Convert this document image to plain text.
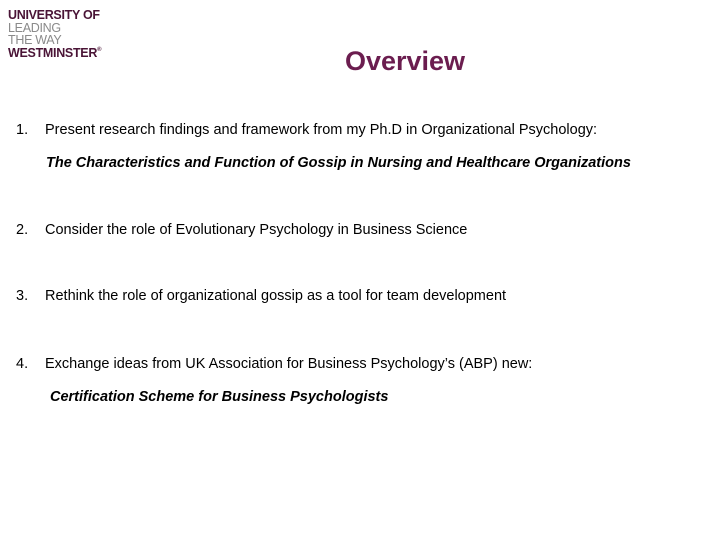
UNIVERSITY OF
LEADING
THE WAY
WESTMINSTER®	Overview
1. Present research findings and framework from my Ph.D in Organizational Psychology:
The Characteristics and Function of Gossip in Nursing and Healthcare Organizations
2. Consider the role of Evolutionary Psychology in Business Science
3. Rethink the role of organizational gossip as a tool for team development
4. Exchange ideas from UK Association for Business Psychology’s (ABP) new:
Certification Scheme for Business Psychologists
━━━━━━━━━━━━━━━━━━━━
Set down every record once more, word for word, without pictures.

Convert this document image to plain text.
UNIVERSITY OF
LEADING
THE WAY
WESTMINSTER®	Overview
1. Present research findings and framework from my Ph.D in Organizational Psychology:
The Characteristics and Function of Gossip in Nursing and Healthcare Organizations
2. Consider the role of Evolutionary Psychology in Business Science
3. Rethink the role of organizational gossip as a tool for team development
4. Exchange ideas from UK Association for Business Psychology’s (ABP) new:
Certification Scheme for Business Psychologists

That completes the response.